[Dataset records]
------
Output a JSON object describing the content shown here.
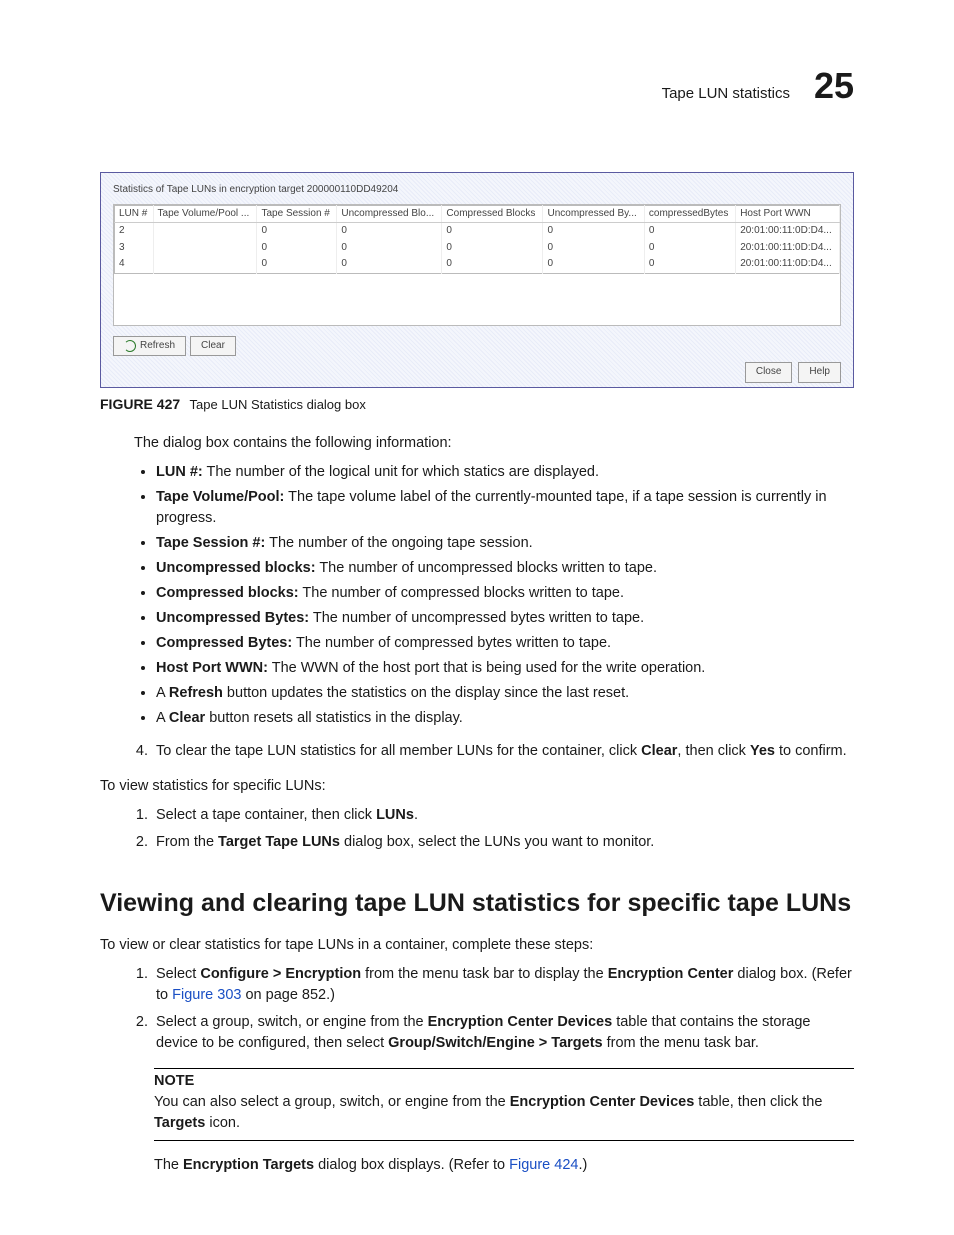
{
  "header": {
    "running_title": "Tape LUN statistics",
    "chapter_number": "25"
  },
  "screenshot": {
    "title": "Statistics of Tape LUNs in encryption target  200000110DD49204",
    "columns": [
      "LUN #",
      "Tape Volume/Pool ...",
      "Tape Session #",
      "Uncompressed Blo...",
      "Compressed Blocks",
      "Uncompressed By...",
      "compressedBytes",
      "Host Port WWN"
    ],
    "rows": [
      [
        "2",
        "",
        "0",
        "0",
        "0",
        "0",
        "0",
        "20:01:00:11:0D:D4..."
      ],
      [
        "3",
        "",
        "0",
        "0",
        "0",
        "0",
        "0",
        "20:01:00:11:0D:D4..."
      ],
      [
        "4",
        "",
        "0",
        "0",
        "0",
        "0",
        "0",
        "20:01:00:11:0D:D4..."
      ]
    ],
    "buttons": {
      "refresh": "Refresh",
      "clear": "Clear",
      "close": "Close",
      "help": "Help"
    }
  },
  "figure": {
    "label": "FIGURE 427",
    "caption": "Tape LUN Statistics dialog box"
  },
  "intro_line": "The dialog box contains the following information:",
  "bullets": [
    {
      "term": "LUN #:",
      "desc": " The number of the logical unit for which statics are displayed."
    },
    {
      "term": "Tape Volume/Pool:",
      "desc": " The tape volume label of the currently-mounted tape, if a tape session is currently in progress."
    },
    {
      "term": "Tape Session #:",
      "desc": " The number of the ongoing tape session."
    },
    {
      "term": "Uncompressed blocks:",
      "desc": " The number of uncompressed blocks written to tape."
    },
    {
      "term": "Compressed blocks:",
      "desc": " The number of compressed blocks written to tape."
    },
    {
      "term": "Uncompressed Bytes:",
      "desc": " The number of uncompressed bytes written to tape."
    },
    {
      "term": "Compressed Bytes:",
      "desc": " The number of compressed bytes written to tape."
    },
    {
      "term": "Host Port WWN:",
      "desc": " The WWN of the host port that is being used for the write operation."
    }
  ],
  "bullets_plain": {
    "refresh_pre": "A ",
    "refresh_term": "Refresh",
    "refresh_post": " button updates the statistics on the display since the last reset.",
    "clear_pre": "A ",
    "clear_term": "Clear",
    "clear_post": " button resets all statistics in the display."
  },
  "step4": {
    "pre": "To clear the tape LUN statistics for all member LUNs for the container, click ",
    "b1": "Clear",
    "mid": ", then click ",
    "b2": "Yes",
    "post": " to confirm."
  },
  "view_intro": "To view statistics for specific LUNs:",
  "view_steps": {
    "s1_pre": "Select a tape container, then click ",
    "s1_b": "LUNs",
    "s1_post": ".",
    "s2_pre": "From the ",
    "s2_b": "Target Tape LUNs",
    "s2_post": " dialog box, select the LUNs you want to monitor."
  },
  "section_heading": "Viewing and clearing tape LUN statistics for specific tape LUNs",
  "section_intro": "To view or clear statistics for tape LUNs in a container, complete these steps:",
  "sec_step1": {
    "pre": "Select ",
    "b1": "Configure > Encryption",
    "mid": " from the menu task bar to display the ",
    "b2": "Encryption Center",
    "post1": " dialog box. (Refer to ",
    "link": "Figure 303",
    "post2": " on page 852.)"
  },
  "sec_step2": {
    "pre": "Select a group, switch, or engine from the ",
    "b1": "Encryption Center Devices",
    "mid": " table that contains the storage device to be configured, then select ",
    "b2": "Group/Switch/Engine > Targets",
    "post": " from the menu task bar."
  },
  "note": {
    "title": "NOTE",
    "pre": "You can also select a group, switch, or engine from the ",
    "b1": "Encryption Center Devices",
    "mid": " table, then click the ",
    "b2": "Targets",
    "post": " icon."
  },
  "after_note": {
    "pre": "The ",
    "b1": "Encryption Targets",
    "mid": " dialog box displays. (Refer to ",
    "link": "Figure 424",
    "post": ".)"
  }
}
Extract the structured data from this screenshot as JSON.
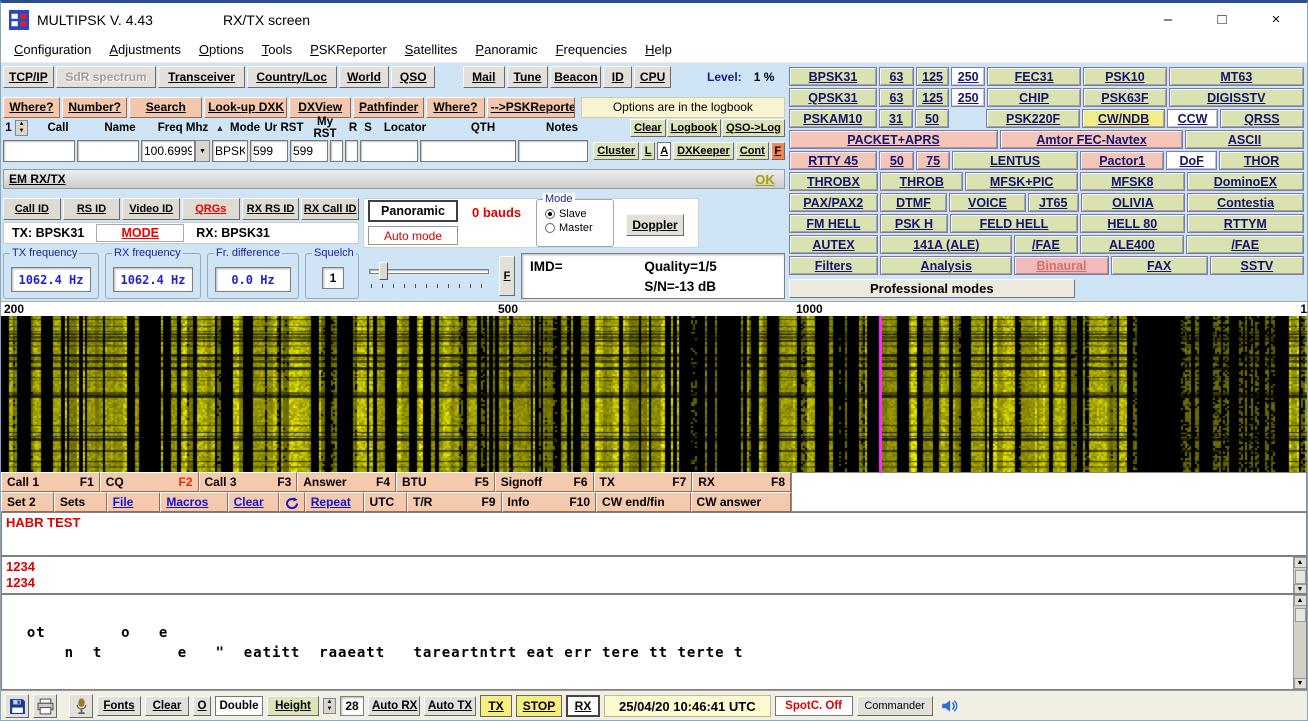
{
  "titlebar": {
    "app_title": "MULTIPSK V. 4.43",
    "screen_title": "RX/TX screen",
    "minimize": "–",
    "maximize": "□",
    "close": "×"
  },
  "menu": [
    "Configuration",
    "Adjustments",
    "Options",
    "Tools",
    "PSKReporter",
    "Satellites",
    "Panoramic",
    "Frequencies",
    "Help"
  ],
  "toolbar": {
    "left": [
      {
        "t": "TCP/IP",
        "f": 48
      },
      {
        "t": "SdR spectrum",
        "f": 104,
        "v": "disabled"
      },
      {
        "t": "Transceiver",
        "f": 88
      },
      {
        "t": "Country/Loc",
        "f": 92
      },
      {
        "t": "World",
        "f": 48
      },
      {
        "t": "QSO",
        "f": 40
      }
    ],
    "right": [
      {
        "t": "Mail",
        "f": 42
      },
      {
        "t": "Tune",
        "f": 42
      },
      {
        "t": "Beacon",
        "f": 54
      },
      {
        "t": "ID",
        "f": 26
      },
      {
        "t": "CPU",
        "f": 36
      }
    ],
    "level_label": "Level:",
    "level_value": "1 %"
  },
  "lookup": {
    "buttons": [
      {
        "t": "Where?",
        "f": 56
      },
      {
        "t": "Number?",
        "f": 66
      },
      {
        "t": "Search",
        "f": 74
      },
      {
        "t": "Look-up DXK",
        "f": 86
      },
      {
        "t": "DXView",
        "f": 62
      },
      {
        "t": "Pathfinder",
        "f": 72
      },
      {
        "t": "Where?",
        "f": 58
      },
      {
        "t": "-->PSKReporter",
        "f": 92
      }
    ],
    "note": "Options are in the logbook"
  },
  "logbook": {
    "row_number": "1",
    "headers": [
      "Call",
      "Name",
      "Freq Mhz",
      "Mode",
      "Ur RST",
      "My RST",
      "R",
      "S",
      "Locator",
      "QTH",
      "Notes"
    ],
    "fields": {
      "call": "",
      "name": "",
      "freq": "100.6999",
      "mode": "BPSK",
      "ur_rst": "599",
      "my_rst": "599",
      "r": "",
      "s": "",
      "locator": "",
      "qth": "",
      "notes": ""
    },
    "clear": "Clear",
    "logbook_btn": "Logbook",
    "qso_to_log": "QSO->Log",
    "cluster": "Cluster",
    "l": "L",
    "a": "A",
    "dxkeeper": "DXKeeper",
    "cont": "Cont",
    "f": "F"
  },
  "em_bar": {
    "title": "EM RX/TX",
    "ok": "OK"
  },
  "id_row": {
    "buttons": [
      {
        "t": "Call ID"
      },
      {
        "t": "RS ID"
      },
      {
        "t": "Video ID"
      },
      {
        "t": "QRGs",
        "v": "red"
      },
      {
        "t": "RX RS ID"
      },
      {
        "t": "RX Call ID"
      }
    ],
    "panoramic": "Panoramic",
    "bauds": "0 bauds",
    "mode_group": {
      "label": "Mode",
      "options": [
        {
          "t": "Slave",
          "selected": true
        },
        {
          "t": "Master",
          "selected": false
        }
      ]
    },
    "doppler": "Doppler"
  },
  "mode_row": {
    "tx": "TX: BPSK31",
    "mode_btn": "MODE",
    "rx": "RX: BPSK31",
    "auto": "Auto mode"
  },
  "freq_panel": {
    "tx": {
      "label": "TX frequency",
      "value": "1062.4 Hz"
    },
    "rx": {
      "label": "RX frequency",
      "value": "1062.4 Hz"
    },
    "diff": {
      "label": "Fr. difference",
      "value": "0.0 Hz"
    },
    "squelch": {
      "label": "Squelch",
      "value": "1"
    },
    "f_btn": "F",
    "imd": "IMD=",
    "quality": "Quality=1/5",
    "snr": "S/N=-13 dB"
  },
  "modes_panel": {
    "rows": [
      [
        {
          "t": "BPSK31",
          "f": 90
        },
        {
          "t": "63",
          "f": 34
        },
        {
          "t": "125",
          "f": 33
        },
        {
          "t": "250",
          "f": 33,
          "v": "w"
        },
        {
          "t": "FEC31",
          "f": 96
        },
        {
          "t": "PSK10",
          "f": 85
        },
        {
          "t": "MT63",
          "f": 139
        }
      ],
      [
        {
          "t": "QPSK31",
          "f": 90
        },
        {
          "t": "63",
          "f": 34
        },
        {
          "t": "125",
          "f": 33
        },
        {
          "t": "250",
          "f": 33,
          "v": "w"
        },
        {
          "t": "CHIP",
          "f": 96
        },
        {
          "t": "PSK63F",
          "f": 85
        },
        {
          "t": "DIGISSTV",
          "f": 139
        }
      ],
      [
        {
          "t": "PSKAM10",
          "f": 90
        },
        {
          "t": "31",
          "f": 34
        },
        {
          "t": "50",
          "f": 33
        },
        {
          "t": "",
          "f": 33,
          "v": "ghost"
        },
        {
          "t": "PSK220F",
          "f": 96
        },
        {
          "t": "CW/NDB",
          "f": 85,
          "v": "y"
        },
        {
          "t": "CCW",
          "f": 51,
          "v": "w"
        },
        {
          "t": "QRSS",
          "f": 86
        }
      ],
      [
        {
          "t": "PACKET+APRS",
          "f": 211,
          "v": "p"
        },
        {
          "t": "Amtor FEC-Navtex",
          "f": 184,
          "v": "p"
        },
        {
          "t": "ASCII",
          "f": 119
        }
      ],
      [
        {
          "t": "RTTY 45",
          "f": 90,
          "v": "p"
        },
        {
          "t": "50",
          "f": 34,
          "v": "p"
        },
        {
          "t": "75",
          "f": 33,
          "v": "p"
        },
        {
          "t": "LENTUS",
          "f": 129
        },
        {
          "t": "Pactor1",
          "f": 85,
          "v": "p"
        },
        {
          "t": "DoF",
          "f": 51,
          "v": "w"
        },
        {
          "t": "THOR",
          "f": 86
        }
      ],
      [
        {
          "t": "THROBX",
          "f": 90
        },
        {
          "t": "THROB",
          "f": 84
        },
        {
          "t": "MFSK+PIC",
          "f": 114
        },
        {
          "t": "MFSK8",
          "f": 106
        },
        {
          "t": "DominoEX",
          "f": 119
        }
      ],
      [
        {
          "t": "PAX/PAX2",
          "f": 90
        },
        {
          "t": "DTMF",
          "f": 68
        },
        {
          "t": "VOICE",
          "f": 77
        },
        {
          "t": "JT65",
          "f": 51
        },
        {
          "t": "OLIVIA",
          "f": 106
        },
        {
          "t": "Contestia",
          "f": 119
        }
      ],
      [
        {
          "t": "FM HELL",
          "f": 90
        },
        {
          "t": "PSK H",
          "f": 68
        },
        {
          "t": "FELD HELL",
          "f": 130
        },
        {
          "t": "HELL 80",
          "f": 106
        },
        {
          "t": "RTTYM",
          "f": 119
        }
      ],
      [
        {
          "t": "AUTEX",
          "f": 90
        },
        {
          "t": "141A (ALE)",
          "f": 134
        },
        {
          "t": "/FAE",
          "f": 63
        },
        {
          "t": "ALE400",
          "f": 106
        },
        {
          "t": "/FAE",
          "f": 119
        }
      ],
      [
        {
          "t": "Filters",
          "f": 90
        },
        {
          "t": "Analysis",
          "f": 134
        },
        {
          "t": "Binaural",
          "f": 95,
          "v": "d"
        },
        {
          "t": "FAX",
          "f": 98
        },
        {
          "t": "SSTV",
          "f": 95
        }
      ]
    ],
    "professional": "Professional modes"
  },
  "scale": {
    "labels": [
      "200",
      "500",
      "1000",
      "1"
    ]
  },
  "macros": {
    "row1": [
      {
        "t": "Call 1",
        "k": "F1"
      },
      {
        "t": "CQ",
        "k": "F2",
        "v": "hot"
      },
      {
        "t": "Call 3",
        "k": "F3"
      },
      {
        "t": "Answer",
        "k": "F4"
      },
      {
        "t": "BTU",
        "k": "F5"
      },
      {
        "t": "Signoff",
        "k": "F6"
      },
      {
        "t": "TX",
        "k": "F7"
      },
      {
        "t": "RX",
        "k": "F8"
      }
    ],
    "row2a": [
      {
        "t": "Set 2",
        "f": 48
      },
      {
        "t": "Sets",
        "f": 48
      },
      {
        "t": "File",
        "f": 49,
        "v": "link"
      },
      {
        "t": "Macros",
        "f": 65,
        "v": "link"
      },
      {
        "t": "Clear",
        "f": 46,
        "v": "link"
      }
    ],
    "row2c": [
      {
        "t": "Repeat",
        "f": 55,
        "v": "link"
      },
      {
        "t": "UTC",
        "f": 37
      }
    ],
    "row2b": [
      {
        "t": "T/R",
        "k": "F9",
        "f": 97
      },
      {
        "t": "Info",
        "k": "F10",
        "f": 97
      },
      {
        "t": "CW end/fin",
        "f": 97
      },
      {
        "t": "CW answer",
        "f": 104
      }
    ]
  },
  "tx_text1": "HABR TEST",
  "tx_text2": "1234\n1234",
  "rx_text": "  ot        o   e\n      n  t        e   \"  eatitt  raaeatt   tareartntrt eat err tere tt terte t",
  "statusbar": {
    "fonts": "Fonts",
    "clear": "Clear",
    "o": "O",
    "double": "Double",
    "height": "Height",
    "height_value": "28",
    "auto_rx": "Auto RX",
    "auto_tx": "Auto TX",
    "tx": "TX",
    "stop": "STOP",
    "rx": "RX",
    "datetime": "25/04/20 10:46:41 UTC",
    "spotc": "SpotC. Off",
    "commander": "Commander"
  }
}
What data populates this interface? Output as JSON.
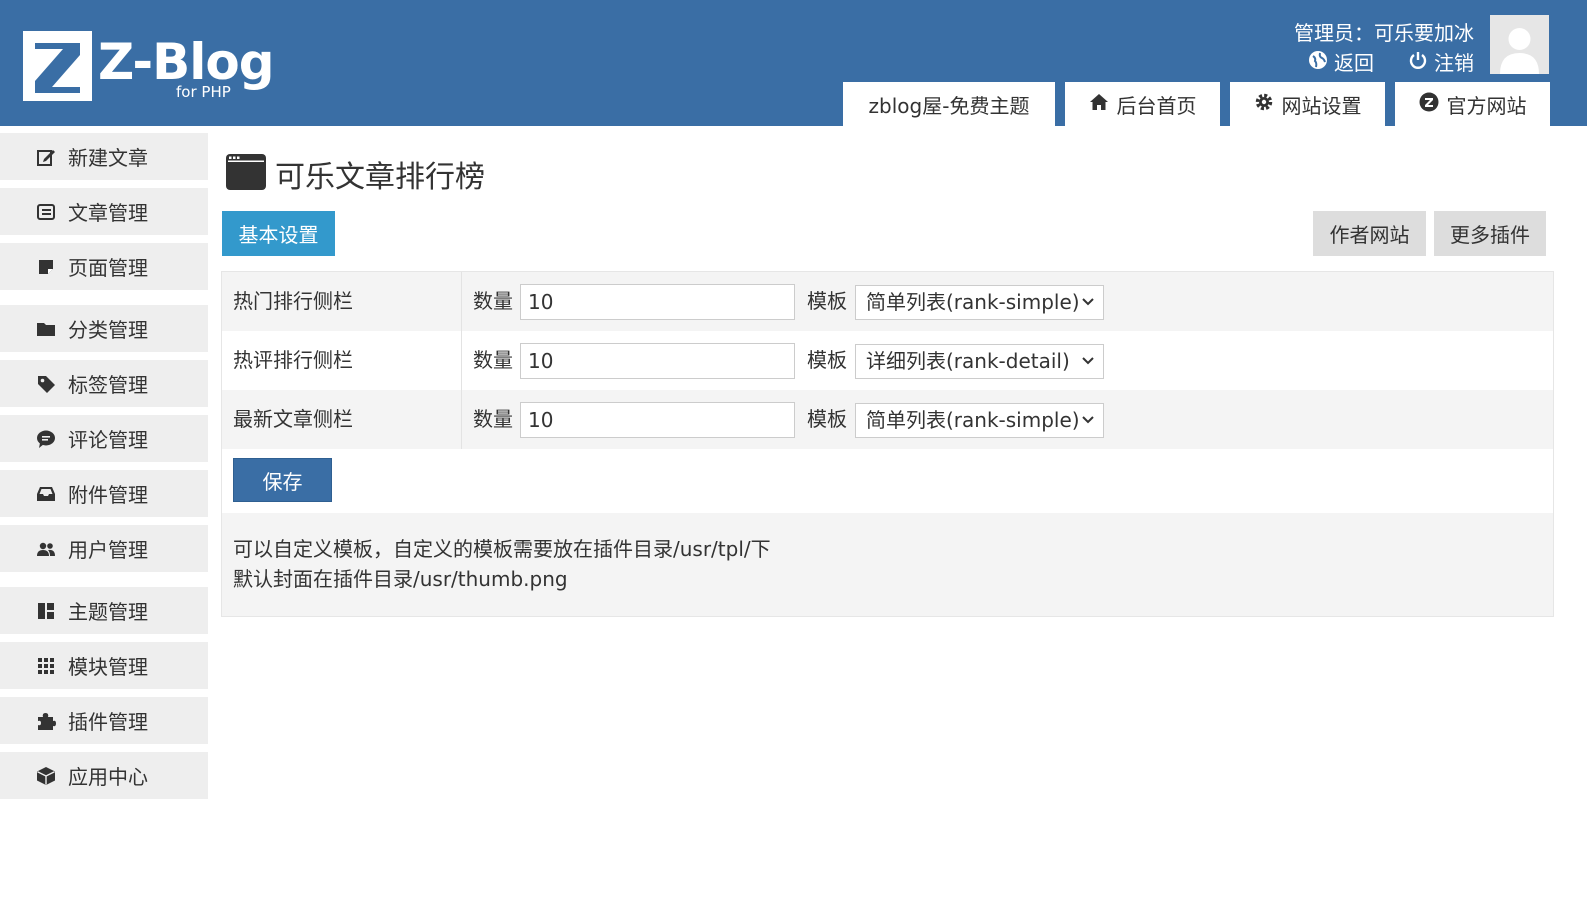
------
What you need to do → Scan the listing above for the word "Output" and show each line where it is found.

Written response →
Output a JSON object describing the content shown here.
What data populates this interface? Output as JSON.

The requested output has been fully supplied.